Retype each record below word for word. Leave the pictures out.

(SUPPLIED DATA):
——————————

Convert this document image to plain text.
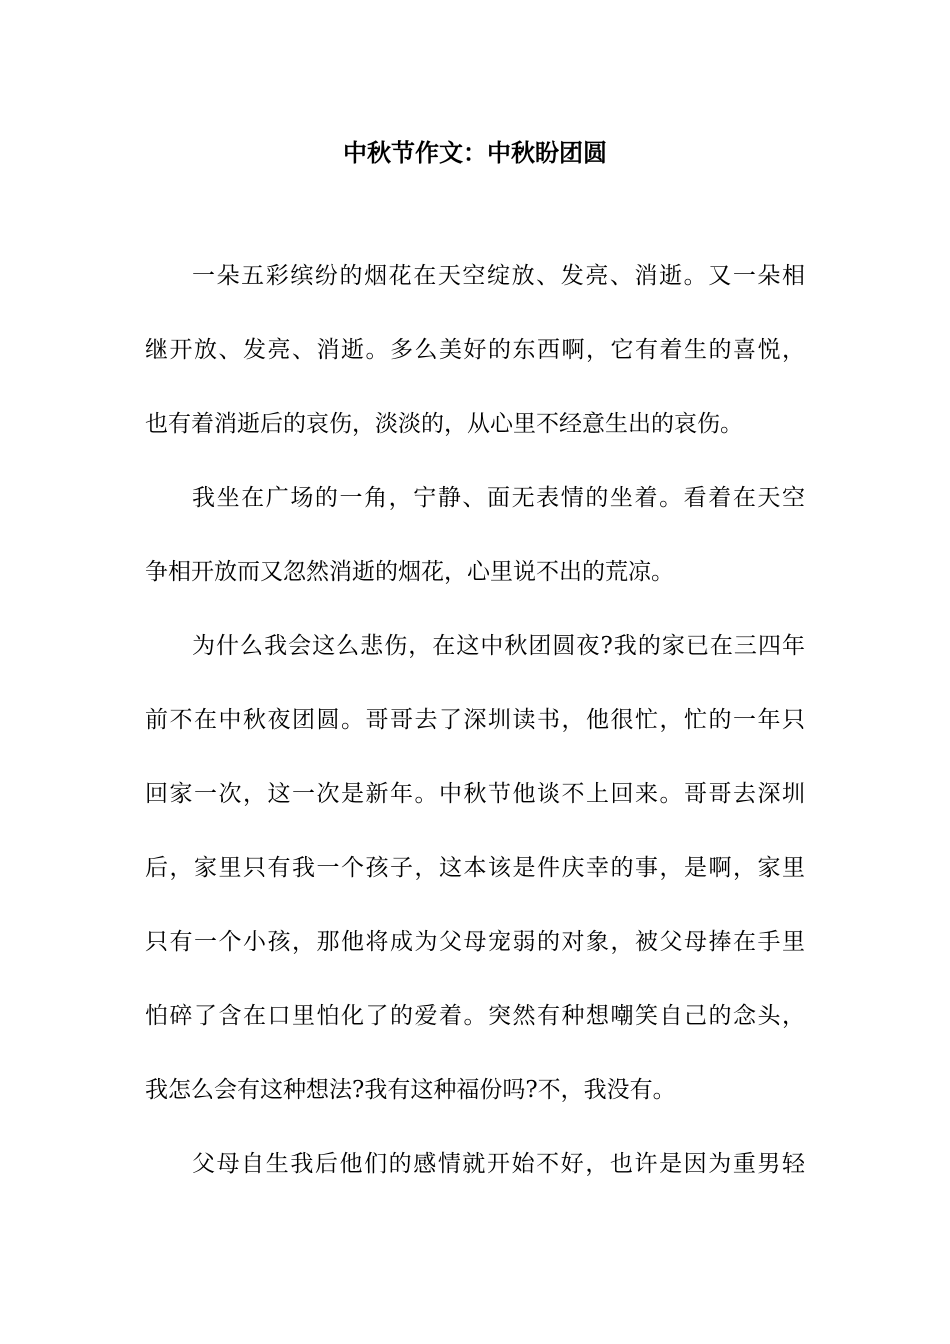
中秋节作文：中秋盼团圆
一朵五彩缤纷的烟花在天空绽放、发亮、消逝。又一朵相
继开放、发亮、消逝。多么美好的东西啊，它有着生的喜悦，
也有着消逝后的哀伤，淡淡的，从心里不经意生出的哀伤。
我坐在广场的一角，宁静、面无表情的坐着。看着在天空
争相开放而又忽然消逝的烟花，心里说不出的荒凉。
为什么我会这么悲伤，在这中秋团圆夜?我的家已在三四年
前不在中秋夜团圆。哥哥去了深圳读书，他很忙，忙的一年只
回家一次，这一次是新年。中秋节他谈不上回来。哥哥去深圳
后，家里只有我一个孩子，这本该是件庆幸的事，是啊，家里
只有一个小孩，那他将成为父母宠弱的对象，被父母捧在手里
怕碎了含在口里怕化了的爱着。突然有种想嘲笑自己的念头，
我怎么会有这种想法?我有这种福份吗?不，我没有。
父母自生我后他们的感情就开始不好，也许是因为重男轻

——————————

(SOLUTION TO THIS TASK):
Convert this document image to plain text.
中秋节作文：中秋盼团圆
一朵五彩缤纷的烟花在天空绽放、发亮、消逝。又一朵相
继开放、发亮、消逝。多么美好的东西啊，它有着生的喜悦，
也有着消逝后的哀伤，淡淡的，从心里不经意生出的哀伤。
我坐在广场的一角，宁静、面无表情的坐着。看着在天空
争相开放而又忽然消逝的烟花，心里说不出的荒凉。
为什么我会这么悲伤，在这中秋团圆夜?我的家已在三四年
前不在中秋夜团圆。哥哥去了深圳读书，他很忙，忙的一年只
回家一次，这一次是新年。中秋节他谈不上回来。哥哥去深圳
后，家里只有我一个孩子，这本该是件庆幸的事，是啊，家里
只有一个小孩，那他将成为父母宠弱的对象，被父母捧在手里
怕碎了含在口里怕化了的爱着。突然有种想嘲笑自己的念头，
我怎么会有这种想法?我有这种福份吗?不，我没有。
父母自生我后他们的感情就开始不好，也许是因为重男轻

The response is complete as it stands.